Prédications Protestantes dans les Alpes du sud 

DIMANCHE 24 Février 2013

Culte à Trescléoux (05700)

Textes bibliques:

Luc 9 28-36

Genèse 15,5-18

Philippiens 3,17-4,1

« Jésus et l’Alliance»

On a bien du mal, avec nos esprits cartésiens, à prendre au sérieux ce genre de texte où se mêlent des faits tangibles et concrets et des aspects qui relèvent plus du rêve ou de l'hallucination collective. On ne sait pas ce qui s'est passé cette nuit-là sur la montagne mais quelques indices dans le récit de Luc nous font penser que les disciples ont pu rêver dans un sommeil profond. De la même manière, c'est en songe qu'Abraham entend la Parole de Dieu. Les termes employés dans les deux récits évoquent exactement le même sommeil que celui qui touche Adam au moment de la création d’Ève. Ainsi l'intervention de Dieu se passe dans une sorte de sommeil profond, comme si Dieu se révélait dans des moments d'endormissement.

DEMANDE >>
Reproduisez la prédication ci-dessus dans son intégralité, sans y changer quoi que ce soit.

DONNÉES FOURNIES >>
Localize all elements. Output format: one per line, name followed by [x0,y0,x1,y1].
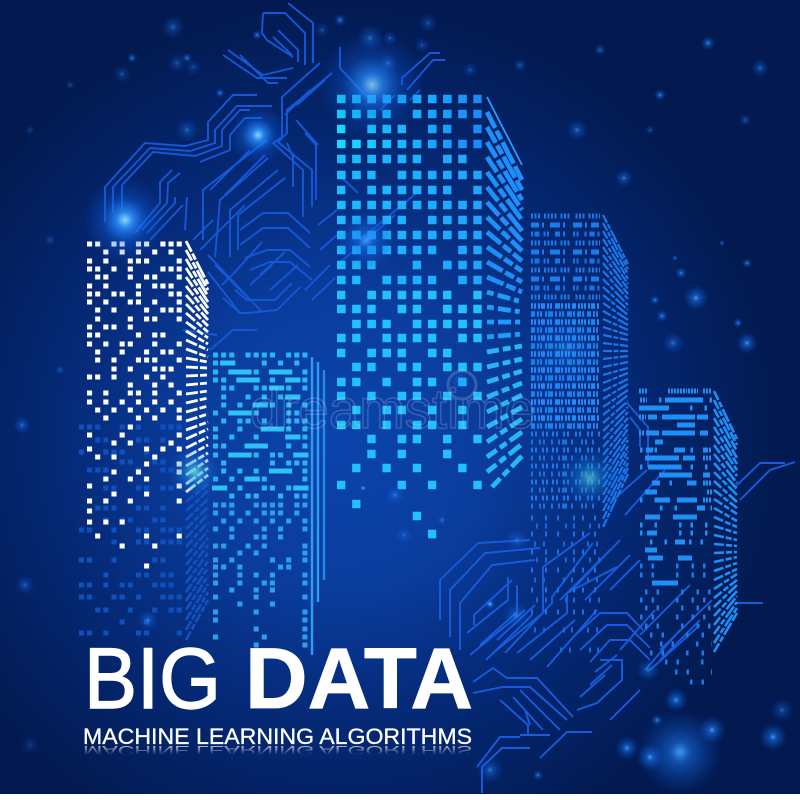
tower: white building front [79,244,182,633]
tower: white building side [186,241,208,640]
white squares [87,244,182,566]
lower rows [531,434,600,498]
tower: cyan building vertical side lines [312,357,324,655]
circuit traces: lower right [440,403,795,793]
top rows [531,216,600,297]
top rows [337,99,482,144]
lower rows [337,295,482,534]
subtitle reflection: MACHINE LEARNING ALGORITHMS [83,743,472,758]
circuit traces: upper left [105,3,445,350]
bars [639,400,710,583]
title word: DATA: DATA [245,631,473,727]
upper squares [213,355,307,496]
tick rows [639,391,712,500]
bottom white margin [0,794,800,800]
watermark: dreamstime [250,377,535,440]
middle rows [337,159,482,280]
subtitle: MACHINE LEARNING ALGORITHMS [83,724,472,749]
title: BIG DATA [84,631,473,727]
tower: far right-center building front [531,216,600,650]
tower: cyan building [212,355,309,645]
subtitle with reflection [83,724,472,758]
tower: far right-center building side [603,215,628,527]
tower: right building side [714,391,737,652]
dim lower squares [79,427,182,633]
dense middle rows [531,306,600,418]
title word: BIG: BIG [84,631,221,727]
upper bars [212,363,309,488]
tower: main building side [487,97,522,487]
tower: right building front [639,391,712,682]
tower: main building front [337,99,482,534]
lower squares [213,505,307,645]
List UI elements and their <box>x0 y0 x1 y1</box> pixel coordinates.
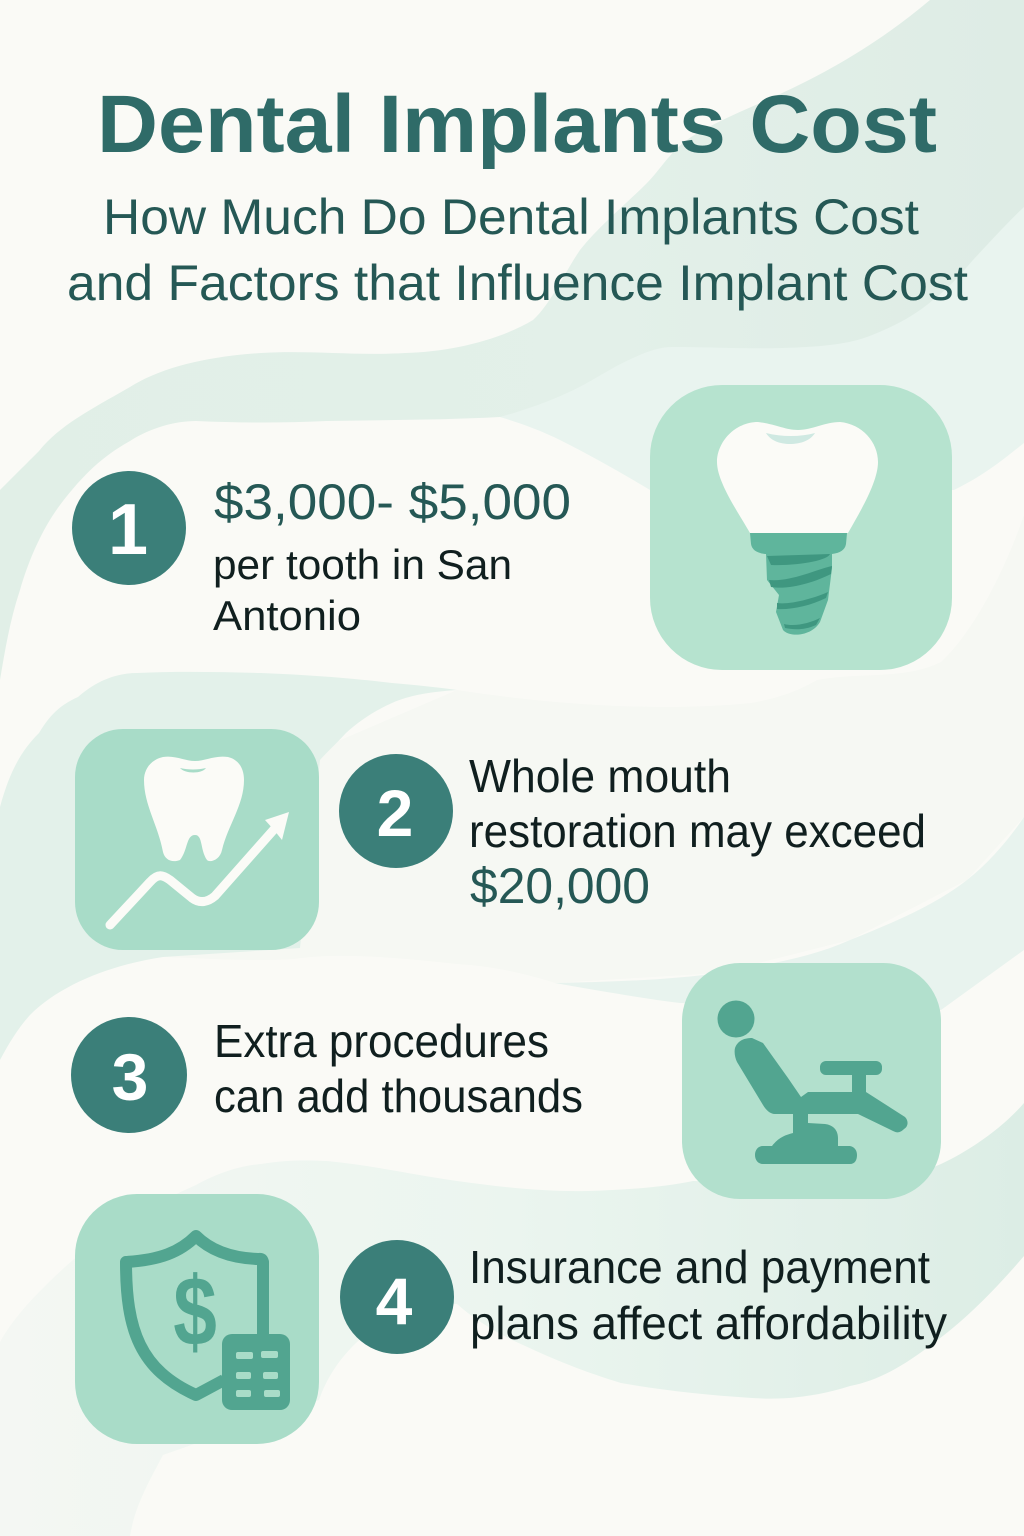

RÉPONSE >>
Prédications Protestantes dans les Alpes du sud 

DIMANCHE 24 Février 2013

Culte à Trescléoux (05700)

Textes bibliques:

Luc 9 28-36

Genèse 15,5-18

Philippiens 3,17-4,1

« Jésus et l’Alliance»

On a bien du mal, avec nos esprits cartésiens, à prendre au sérieux ce genre de texte où se mêlent des faits tangibles et concrets et des aspects qui relèvent plus du rêve ou de l'hallucination collective. On ne sait pas ce qui s'est passé cette nuit-là sur la montagne mais quelques indices dans le récit de Luc nous font penser que les disciples ont pu rêver dans un sommeil profond. De la même manière, c'est en songe qu'Abraham entend la Parole de Dieu. Les termes employés dans les deux récits évoquent exactement le même sommeil que celui qui touche Adam au moment de la création d’Ève. Ainsi l'intervention de Dieu se passe dans une sorte de sommeil profond, comme si Dieu se révélait dans des moments d'endormissement.